*The records*.
########
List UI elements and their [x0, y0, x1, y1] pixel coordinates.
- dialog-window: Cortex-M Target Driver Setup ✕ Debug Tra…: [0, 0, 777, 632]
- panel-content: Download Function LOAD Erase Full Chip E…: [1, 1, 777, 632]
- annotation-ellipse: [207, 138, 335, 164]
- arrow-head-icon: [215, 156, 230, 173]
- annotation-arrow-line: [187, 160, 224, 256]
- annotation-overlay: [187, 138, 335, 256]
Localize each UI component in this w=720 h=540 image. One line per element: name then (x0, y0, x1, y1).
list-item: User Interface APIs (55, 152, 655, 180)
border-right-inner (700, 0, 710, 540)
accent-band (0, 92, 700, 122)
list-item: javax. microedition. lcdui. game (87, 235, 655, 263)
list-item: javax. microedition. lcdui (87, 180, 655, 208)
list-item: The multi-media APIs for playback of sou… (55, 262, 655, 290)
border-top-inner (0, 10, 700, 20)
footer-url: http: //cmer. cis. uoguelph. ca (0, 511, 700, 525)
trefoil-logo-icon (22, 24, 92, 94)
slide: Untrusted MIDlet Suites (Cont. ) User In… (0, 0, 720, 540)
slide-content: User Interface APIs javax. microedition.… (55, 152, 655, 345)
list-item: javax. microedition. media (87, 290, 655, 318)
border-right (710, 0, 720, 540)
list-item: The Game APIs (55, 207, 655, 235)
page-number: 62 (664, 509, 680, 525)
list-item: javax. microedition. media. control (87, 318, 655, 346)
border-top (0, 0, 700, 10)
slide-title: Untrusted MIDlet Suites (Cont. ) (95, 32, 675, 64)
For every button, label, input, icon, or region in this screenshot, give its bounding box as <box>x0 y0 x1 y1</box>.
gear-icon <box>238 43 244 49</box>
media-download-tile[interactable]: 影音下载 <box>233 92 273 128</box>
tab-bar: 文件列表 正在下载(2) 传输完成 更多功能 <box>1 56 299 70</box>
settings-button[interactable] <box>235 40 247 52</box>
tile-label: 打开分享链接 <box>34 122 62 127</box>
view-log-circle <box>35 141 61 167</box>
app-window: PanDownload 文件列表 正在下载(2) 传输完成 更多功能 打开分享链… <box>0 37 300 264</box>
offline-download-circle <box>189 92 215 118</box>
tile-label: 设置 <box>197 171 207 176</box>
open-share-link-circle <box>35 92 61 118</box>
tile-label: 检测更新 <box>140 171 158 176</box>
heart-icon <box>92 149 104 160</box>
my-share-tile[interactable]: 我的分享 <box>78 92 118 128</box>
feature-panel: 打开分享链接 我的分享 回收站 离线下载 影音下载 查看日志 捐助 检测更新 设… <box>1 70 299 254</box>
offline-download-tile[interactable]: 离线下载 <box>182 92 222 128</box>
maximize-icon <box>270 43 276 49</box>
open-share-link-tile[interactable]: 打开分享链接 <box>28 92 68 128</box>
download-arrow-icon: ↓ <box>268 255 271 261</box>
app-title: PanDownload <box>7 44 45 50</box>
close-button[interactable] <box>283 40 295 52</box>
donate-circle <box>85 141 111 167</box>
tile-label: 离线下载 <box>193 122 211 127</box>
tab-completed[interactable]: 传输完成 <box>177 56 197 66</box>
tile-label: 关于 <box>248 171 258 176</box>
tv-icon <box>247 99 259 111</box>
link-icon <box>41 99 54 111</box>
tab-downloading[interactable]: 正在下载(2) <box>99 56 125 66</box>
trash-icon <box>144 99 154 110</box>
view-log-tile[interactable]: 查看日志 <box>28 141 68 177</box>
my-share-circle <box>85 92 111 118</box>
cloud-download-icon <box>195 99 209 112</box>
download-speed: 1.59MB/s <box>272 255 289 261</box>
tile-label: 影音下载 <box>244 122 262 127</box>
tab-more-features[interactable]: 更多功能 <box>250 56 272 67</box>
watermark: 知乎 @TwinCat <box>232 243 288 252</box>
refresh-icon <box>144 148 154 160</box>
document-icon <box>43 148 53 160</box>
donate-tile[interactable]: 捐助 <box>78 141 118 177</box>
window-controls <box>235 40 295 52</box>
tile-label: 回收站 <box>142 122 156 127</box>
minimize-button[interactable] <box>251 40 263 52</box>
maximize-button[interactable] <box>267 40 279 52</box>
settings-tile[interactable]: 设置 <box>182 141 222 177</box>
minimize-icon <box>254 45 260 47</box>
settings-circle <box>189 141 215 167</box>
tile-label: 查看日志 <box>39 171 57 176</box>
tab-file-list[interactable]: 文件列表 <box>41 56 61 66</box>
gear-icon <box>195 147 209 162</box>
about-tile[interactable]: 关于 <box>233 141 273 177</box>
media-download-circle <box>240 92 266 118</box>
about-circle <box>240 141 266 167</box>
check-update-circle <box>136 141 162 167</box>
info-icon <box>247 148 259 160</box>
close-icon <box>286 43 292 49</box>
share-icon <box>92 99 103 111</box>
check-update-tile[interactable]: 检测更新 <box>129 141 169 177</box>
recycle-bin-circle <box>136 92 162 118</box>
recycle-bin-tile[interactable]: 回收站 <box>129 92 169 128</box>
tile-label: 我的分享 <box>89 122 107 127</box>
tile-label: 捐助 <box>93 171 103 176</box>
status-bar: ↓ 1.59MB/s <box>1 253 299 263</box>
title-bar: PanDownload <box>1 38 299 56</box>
########
*What this task involves*. Reproduce the items from the start through the line containing "- annotation-arrow-line: [187, 160, 224, 256]", inclusive, switching "pixel coordinates" to "screen coordinates" and leaving everything else unchanged.

*Problem solution*.
List UI elements and their [x0, y0, x1, y1] screen coordinates.
- dialog-window: Cortex-M Target Driver Setup ✕ Debug Tra…: [0, 0, 777, 632]
- panel-content: Download Function LOAD Erase Full Chip E…: [1, 1, 777, 632]
- annotation-ellipse: [207, 138, 335, 164]
- arrow-head-icon: [215, 156, 230, 173]
- annotation-arrow-line: [187, 160, 224, 256]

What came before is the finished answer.